## Exercise details
For any picture in the lines below, please leave it out and copy the rest exactly.

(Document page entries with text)
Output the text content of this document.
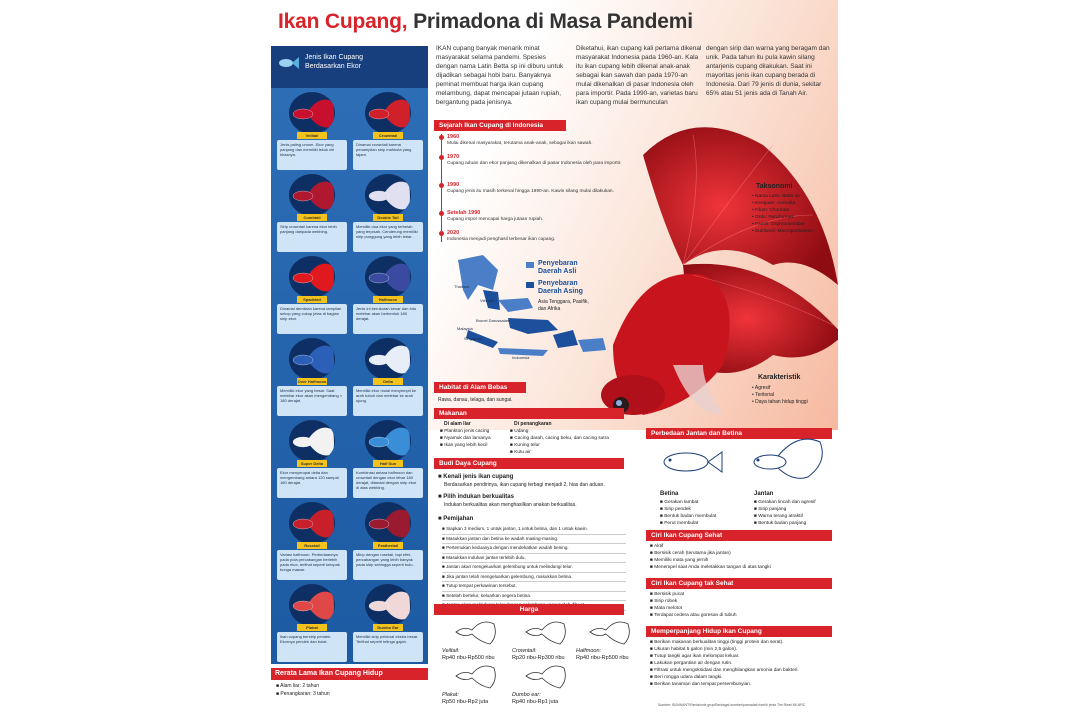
Ikan Cupang, Primadona di Masa Pandemi
Jenis Ikan Cupang Berdasarkan Ekor
Veiltail
Jenis paling umum. Ekor yang panjang dan memiliki lekuk ciri khasnya.
Crowntail
Dinamai crowntail karena penampilan sirip mahkota yang tajam.
Combtail
Sirip crowntail karena ekor lebih panjang daripada webbing.
Double Tail
Memiliki dua ekor yang terbelah yang terpisah. Cenderung memiliki sirip punggung yang lebih lebar.
Spadetail
Dinamai demikian karena tampilan sekop yang cukup jelas di bagian sirip ekor.
Halfmoon
Jenis ini berukuran besar dan bila melebar akan berbentuk 180 derajat.
Over Halfmoon
Memiliki ekor yang besar. Saat melebar ekor akan mengembang > 180 derajat.
Delta
Memiliki ekor mulai menyempit ke arah tubuh dan melebar ke arah ujung.
Super Delta
Ekor menyerupai delta dan mengembang antara 120 sampai 180 derajat.
Half Sun
Kombinasi antara halfmoon dan crowntail dengan ekor lebar 180 derajat, ditandai dengan sirip ekor di atas webbing.
Rosetail
Variasi halfmoon. Perbedaannya pada pola percabangan berlebih pada ekor, terlihat seperti kelopak bunga mawar.
Feathertail
Mirip dengan rosetail, tapi efek percabangan yang lebih banyak pada sirip sehingga seperti bulu.
Plakat
Ikan cupang bersirip pendek. Ekornya pendek dan bulat.
Dumbo Ear
Memiliki sirip pektoral ekstra besar. Terlihat seperti telinga gajah.
Rerata Lama Ikan Cupang Hidup
■ Alam liar: 2 tahun
■ Penangkaran: 3 tahun
IKAN cupang banyak menarik minat masyarakat selama pandemi. Spesies dengan nama Latin Betta sp ini diburu untuk dijadikan sebagai hobi baru. Banyaknya peminat membuat harga ikan cupang melambung, dapat mencapai jutaan rupiah, bergantung pada jenisnya.
Diketahui, ikan cupang kali pertama dikenal masyarakat Indonesia pada 1960-an. Kala itu ikan cupang lebih dikenal anak-anak sebagai ikan sawah dan pada 1970-an mulai dikenalkan di pasar Indonesia oleh para importir. Pada 1990-an, varietas baru ikan cupang mulai bermunculan
dengan sirip dan warna yang beragam dan unik. Pada tahun itu pula kawin silang antarjenis cupang dilakukan. Saat ini mayoritas jenis ikan cupang berada di Indonesia. Dari 79 jenis di dunia, sekitar 65% atau 51 jenis ada di Tanah Air.
Sejarah Ikan Cupang di Indonesia
1960
Mulai dikenal masyarakat, terutama anak-anak, sebagai ikan sawah.
1970
Cupang aduan dan ekor panjang dikenalkan di pasar Indonesia oleh para importir.
1990
Cupang jenis itu masih terkenal hingga 1990-an. Kawin silang mulai dilakukan.
Setelah 1990
Cupang impor mencapai harga jutaan rupiah.
2020
Indonesia menjadi penghasil terbesar ikan cupang.
Thailand
Vietnam
Brunei Darussalam
Malaysia
Singapura
Indonesia
Penyebaran Daerah Asli
Penyebaran Daerah Asing
Asia Tenggara, Pasifik, dan Afrika
Taksonomi
• Nama Latin: Betta sp
• Kerajaan: Animalia
• Filum: Chordata
• Ordo: Perciformes
• Famili: Osphronemidae
• Subfamili: Macropodusinae
Karakteristik
• Agresif
• Teritorial
• Daya tahan hidup tinggi
Habitat di Alam Bebas
Rawa, danau, telaga, dan sungai.
Makanan
Di alam liar
■ Plankton jenis cacing
■ Nyamuk dan larvanya
■ Ikan yang lebih kecil
Di penangkaran
■ Udang
■ Cacing darah, cacing beku, dan cacing sutra
■ Kuning telur
■ Kutu air
Budi Daya Cupang
■ Kenali jenis ikan cupang
Berdasarkan pendirinya, ikan cupang terbagi menjadi 2, hias dan aduan.
■ Pilih indukan berkualitas
Indukan berkualitas akan menghasilkan anakan berkualitas.
■ Pemijahan
■ Siapkan 3 medium, 1 untuk jantan, 1 untuk betina, dan 1 untuk kawin.
■ Masukkan jantan dan betina ke wadah masing-masing.
■ Pertemukan keduanya dengan mendekatkan wadah bening.
■ Masukkan indukan jantan terlebih dulu.
■ Jantan akan mengeluarkan gelembung untuk melindungi telur.
■ Jika jantan telah mengeluarkan gelembung, masukkan betina.
■ Tutup tempat perkawinan tersebut.
■ Setelah bertelur, keluarkan segera betina.
Harga
Veiltail:
Rp40 ribu-Rp500 ribu
Crowntail:
Rp20 ribu-Rp300 ribu
Halfmoon:
Rp40 ribu-Rp500 ribu
Plakat:
Rp50 ribu-Rp2 juta
Dumbo ear:
Rp40 ribu-Rp1 juta
Perbedaan Jantan dan Betina
Betina
■ Gerakan lambat
■ Sirip pendek
■ Bentuk badan membulat
■ Perut membulat
Jantan
■ Gerakan lincah dan agresif
■ Sirip panjang
■ Warna terang atraktif
■ Bentuk badan panjang
Ciri Ikan Cupang Sehat
■ Aktif
■ Bersisik cerah (terutama jika jantan)
■ Memiliki mata yang jernih
■ Menempel saat Anda meletakkan tangan di atas tangki
Ciri Ikan Cupang tak Sehat
■ Bersisik pucat
■ Sirip robek
■ Mata melotot
■ Terdapat cedera atau goresan di tubuh
Memperpanjang Hidup Ikan Cupang
■ Berikan makanan berkualitas tinggi (tinggi protein dan serat).
■ Ukuran habitat 5 galon (min 2,5 galon).
■ Tutup tangki agar ikan melompat keluar.
■ Lakukan pergantian air dengan rutin.
■ Filtrasi untuk mengoksidasi dan menghilangkan amonia dan bakteri.
■ Beri rongga udara dalam tangki.
■ Berikan tanaman dan tempat persembunyian.
Sumber: BUNNANT/Pantaionis grup/Berbagai sumber/pamadati riset/ri jenis Tim Riset MI-NRC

## Exercise result
Output the text content of this document.
Ikan Cupang, Primadona di Masa Pandemi
Jenis Ikan Cupang Berdasarkan Ekor
Veiltail
Jenis paling umum. Ekor yang panjang dan memiliki lekuk ciri khasnya.
Crowntail
Dinamai crowntail karena penampilan sirip mahkota yang tajam.
Combtail
Sirip crowntail karena ekor lebih panjang daripada webbing.
Double Tail
Memiliki dua ekor yang terbelah yang terpisah. Cenderung memiliki sirip punggung yang lebih lebar.
Spadetail
Dinamai demikian karena tampilan sekop yang cukup jelas di bagian sirip ekor.
Halfmoon
Jenis ini berukuran besar dan bila melebar akan berbentuk 180 derajat.
Over Halfmoon
Memiliki ekor yang besar. Saat melebar ekor akan mengembang > 180 derajat.
Delta
Memiliki ekor mulai menyempit ke arah tubuh dan melebar ke arah ujung.
Super Delta
Ekor menyerupai delta dan mengembang antara 120 sampai 180 derajat.
Half Sun
Kombinasi antara halfmoon dan crowntail dengan ekor lebar 180 derajat, ditandai dengan sirip ekor di atas webbing.
Rosetail
Variasi halfmoon. Perbedaannya pada pola percabangan berlebih pada ekor, terlihat seperti kelopak bunga mawar.
Feathertail
Mirip dengan rosetail, tapi efek percabangan yang lebih banyak pada sirip sehingga seperti bulu.
Plakat
Ikan cupang bersirip pendek. Ekornya pendek dan bulat.
Dumbo Ear
Memiliki sirip pektoral ekstra besar. Terlihat seperti telinga gajah.
Rerata Lama Ikan Cupang Hidup
■ Alam liar: 2 tahun
■ Penangkaran: 3 tahun
IKAN cupang banyak menarik minat masyarakat selama pandemi. Spesies dengan nama Latin Betta sp ini diburu untuk dijadikan sebagai hobi baru. Banyaknya peminat membuat harga ikan cupang melambung, dapat mencapai jutaan rupiah, bergantung pada jenisnya.
Diketahui, ikan cupang kali pertama dikenal masyarakat Indonesia pada 1960-an. Kala itu ikan cupang lebih dikenal anak-anak sebagai ikan sawah dan pada 1970-an mulai dikenalkan di pasar Indonesia oleh para importir. Pada 1990-an, varietas baru ikan cupang mulai bermunculan
dengan sirip dan warna yang beragam dan unik. Pada tahun itu pula kawin silang antarjenis cupang dilakukan. Saat ini mayoritas jenis ikan cupang berada di Indonesia. Dari 79 jenis di dunia, sekitar 65% atau 51 jenis ada di Tanah Air.
Sejarah Ikan Cupang di Indonesia
1960
Mulai dikenal masyarakat, terutama anak-anak, sebagai ikan sawah.
1970
Cupang aduan dan ekor panjang dikenalkan di pasar Indonesia oleh para importir.
1990
Cupang jenis itu masih terkenal hingga 1990-an. Kawin silang mulai dilakukan.
Setelah 1990
Cupang impor mencapai harga jutaan rupiah.
2020
Indonesia menjadi penghasil terbesar ikan cupang.
Thailand
Vietnam
Brunei Darussalam
Malaysia
Singapura
Indonesia
Penyebaran Daerah Asli
Penyebaran Daerah Asing
Asia Tenggara, Pasifik, dan Afrika
Taksonomi
• Nama Latin: Betta sp
• Kerajaan: Animalia
• Filum: Chordata
• Ordo: Perciformes
• Famili: Osphronemidae
• Subfamili: Macropodusinae
Karakteristik
• Agresif
• Teritorial
• Daya tahan hidup tinggi
Habitat di Alam Bebas
Rawa, danau, telaga, dan sungai.
Makanan
Di alam liar
■ Plankton jenis cacing
■ Nyamuk dan larvanya
■ Ikan yang lebih kecil
Di penangkaran
■ Udang
■ Cacing darah, cacing beku, dan cacing sutra
■ Kuning telur
■ Kutu air
Budi Daya Cupang
■ Kenali jenis ikan cupang
Berdasarkan pendirinya, ikan cupang terbagi menjadi 2, hias dan aduan.
■ Pilih indukan berkualitas
Indukan berkualitas akan menghasilkan anakan berkualitas.
■ Pemijahan
■ Siapkan 3 medium, 1 untuk jantan, 1 untuk betina, dan 1 untuk kawin.
■ Masukkan jantan dan betina ke wadah masing-masing.
■ Pertemukan keduanya dengan mendekatkan wadah bening.
■ Masukkan indukan jantan terlebih dulu.
■ Jantan akan mengeluarkan gelembung untuk melindungi telur.
■ Jika jantan telah mengeluarkan gelembung, masukkan betina.
■ Tutup tempat perkawinan tersebut.
■ Setelah bertelur, keluarkan segera betina.
Harga
Veiltail:
Rp40 ribu-Rp500 ribu
Crowntail:
Rp20 ribu-Rp300 ribu
Halfmoon:
Rp40 ribu-Rp500 ribu
Plakat:
Rp50 ribu-Rp2 juta
Dumbo ear:
Rp40 ribu-Rp1 juta
Perbedaan Jantan dan Betina
Betina
■ Gerakan lambat
■ Sirip pendek
■ Bentuk badan membulat
■ Perut membulat
Jantan
■ Gerakan lincah dan agresif
■ Sirip panjang
■ Warna terang atraktif
■ Bentuk badan panjang
Ciri Ikan Cupang Sehat
■ Aktif
■ Bersisik cerah (terutama jika jantan)
■ Memiliki mata yang jernih
■ Menempel saat Anda meletakkan tangan di atas tangki
Ciri Ikan Cupang tak Sehat
■ Bersisik pucat
■ Sirip robek
■ Mata melotot
■ Terdapat cedera atau goresan di tubuh
Memperpanjang Hidup Ikan Cupang
■ Berikan makanan berkualitas tinggi (tinggi protein dan serat).
■ Ukuran habitat 5 galon (min 2,5 galon).
■ Tutup tangki agar ikan melompat keluar.
■ Lakukan pergantian air dengan rutin.
■ Filtrasi untuk mengoksidasi dan menghilangkan amonia dan bakteri.
■ Beri rongga udara dalam tangki.
■ Berikan tanaman dan tempat persembunyian.
Sumber: BUNNANT/Pantaionis grup/Berbagai sumber/pamadati riset/ri jenis Tim Riset MI-NRC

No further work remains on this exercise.